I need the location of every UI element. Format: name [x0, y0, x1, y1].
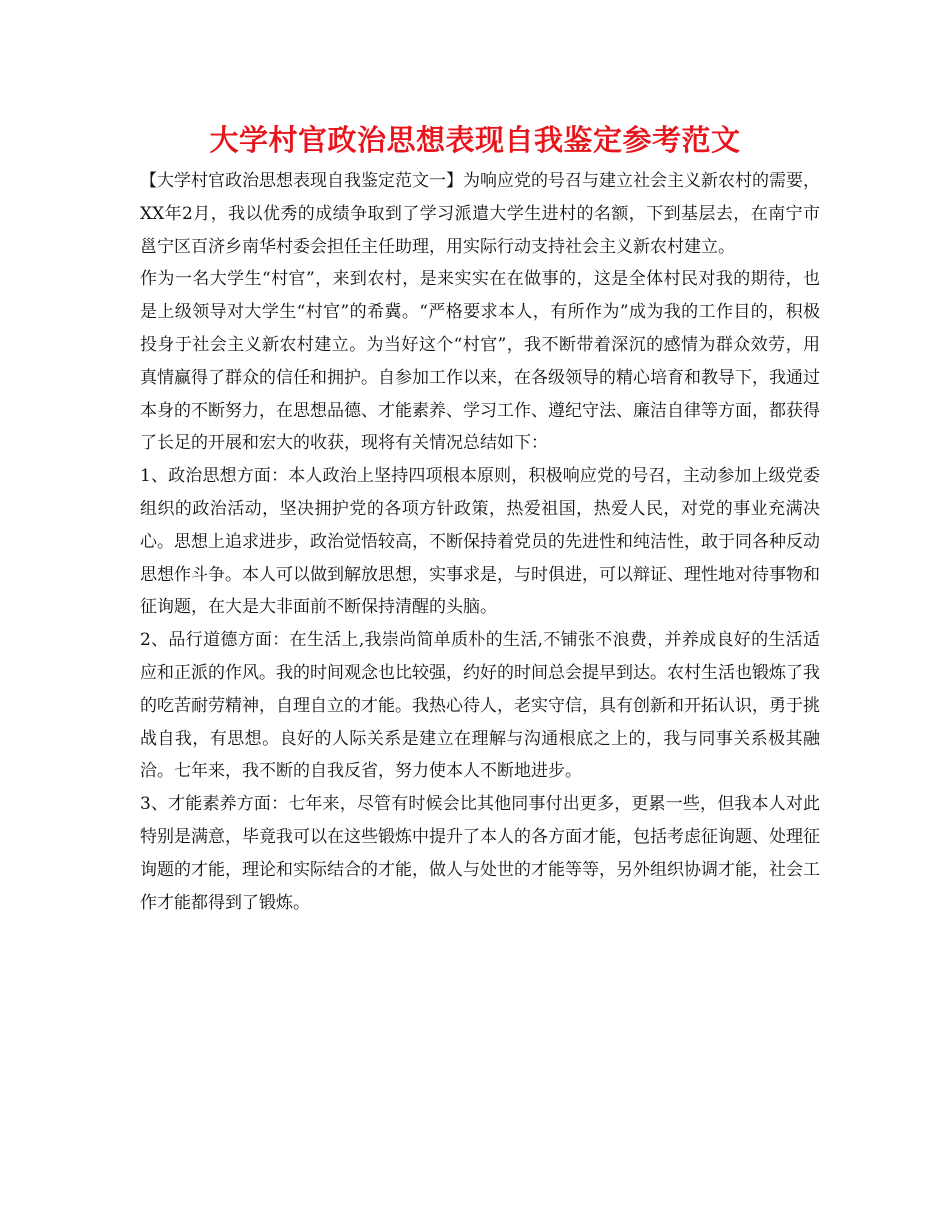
paragraph-role: 作为一名大学生“村官”，来到农村，是来实实在在做事的，这是全体村民对我的期待，也是上级领导对大学生“村官”的希冀。“严格要求本人，有所作为”成为我的工作目的，积极投身于社会主义新农村建立。为当好这个“村官”，我不断带着深沉的感情为群众效劳，用真情赢得了群众的信任和拥护。自参加工作以来，在各级领导的精心培育和教导下，我通过本身的不断努力，在思想品德、才能素养、学习工作、遵纪守法、廉洁自律等方面，都获得了长足的开展和宏大的收获，现将有关情况总结如下：: [140, 269, 820, 454]
document-body: [140, 165, 820, 919]
paragraph-ability: 3、才能素养方面：七年来，尽管有时候会比其他同事付出更多，更累一些，但我本人对此特别是满意，毕竟我可以在这些锻炼中提升了本人的各方面才能，包括考虑征询题、处理征询题的才能，理论和实际结合的才能，做人与处世的才能等等，另外组织协调才能，社会工作才能都得到了锻炼。: [140, 794, 820, 913]
paragraph-political-thought: 1、政治思想方面：本人政治上坚持四项根本原则，积极响应党的号召，主动参加上级党委组织的政治活动，坚决拥护党的各项方针政策，热爱祖国，热爱人民，对党的事业充满决心。思想上追求进步，政治觉悟较高，不断保持着党员的先进性和纯洁性，敢于同各种反动思想作斗争。本人可以做到解放思想，实事求是，与时俱进，可以辩证、理性地对待事物和征询题，在大是大非面前不断保持清醒的头脑。: [140, 466, 820, 618]
document-title: 大学村官政治思想表现自我鉴定参考范文: [209, 123, 741, 157]
paragraph-moral-conduct: 2、品行道德方面：在生活上,我崇尚简单质朴的生活,不铺张不浪费，并养成良好的生活适应和正派的作风。我的时间观念也比较强，约好的时间总会提早到达。农村生活也锻炼了我的吃苦耐劳精神，自理自立的才能。我热心待人，老实守信，具有创新和开拓认识，勇于挑战自我，有思想。良好的人际关系是建立在理解与沟通根底之上的，我与同事关系极其融洽。七年来，我不断的自我反省，努力使本人不断地进步。: [140, 630, 820, 782]
paragraph-intro: 【大学村官政治思想表现自我鉴定范文一】为响应党的号召与建立社会主义新农村的需要，XX年2月，我以优秀的成绩争取到了学习派遣大学生进村的名额，下到基层去，在南宁市邕宁区百济乡南华村委会担任主任助理，用实际行动支持社会主义新农村建立。: [140, 171, 820, 257]
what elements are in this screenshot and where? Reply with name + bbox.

■ ■ ■ ■ ■

Directive - Reproduce the data above line for line without changing anything, but leave out the picture.

Task response -
I need the location of every UI element. Format: name [x0, y0, x1, y1].
paragraph-role: 作为一名大学生“村官”，来到农村，是来实实在在做事的，这是全体村民对我的期待，也是上级领导对大学生“村官”的希冀。“严格要求本人，有所作为”成为我的工作目的，积极投身于社会主义新农村建立。为当好这个“村官”，我不断带着深沉的感情为群众效劳，用真情赢得了群众的信任和拥护。自参加工作以来，在各级领导的精心培育和教导下，我通过本身的不断努力，在思想品德、才能素养、学习工作、遵纪守法、廉洁自律等方面，都获得了长足的开展和宏大的收获，现将有关情况总结如下：: [140, 269, 820, 454]
document-body: [140, 165, 820, 919]
paragraph-ability: 3、才能素养方面：七年来，尽管有时候会比其他同事付出更多，更累一些，但我本人对此特别是满意，毕竟我可以在这些锻炼中提升了本人的各方面才能，包括考虑征询题、处理征询题的才能，理论和实际结合的才能，做人与处世的才能等等，另外组织协调才能，社会工作才能都得到了锻炼。: [140, 794, 820, 913]
paragraph-political-thought: 1、政治思想方面：本人政治上坚持四项根本原则，积极响应党的号召，主动参加上级党委组织的政治活动，坚决拥护党的各项方针政策，热爱祖国，热爱人民，对党的事业充满决心。思想上追求进步，政治觉悟较高，不断保持着党员的先进性和纯洁性，敢于同各种反动思想作斗争。本人可以做到解放思想，实事求是，与时俱进，可以辩证、理性地对待事物和征询题，在大是大非面前不断保持清醒的头脑。: [140, 466, 820, 618]
document-title: 大学村官政治思想表现自我鉴定参考范文: [209, 123, 741, 157]
paragraph-moral-conduct: 2、品行道德方面：在生活上,我崇尚简单质朴的生活,不铺张不浪费，并养成良好的生活适应和正派的作风。我的时间观念也比较强，约好的时间总会提早到达。农村生活也锻炼了我的吃苦耐劳精神，自理自立的才能。我热心待人，老实守信，具有创新和开拓认识，勇于挑战自我，有思想。良好的人际关系是建立在理解与沟通根底之上的，我与同事关系极其融洽。七年来，我不断的自我反省，努力使本人不断地进步。: [140, 630, 820, 782]
paragraph-intro: 【大学村官政治思想表现自我鉴定范文一】为响应党的号召与建立社会主义新农村的需要，XX年2月，我以优秀的成绩争取到了学习派遣大学生进村的名额，下到基层去，在南宁市邕宁区百济乡南华村委会担任主任助理，用实际行动支持社会主义新农村建立。: [140, 171, 820, 257]
what elements are in this screenshot and where? Reply with name + bbox.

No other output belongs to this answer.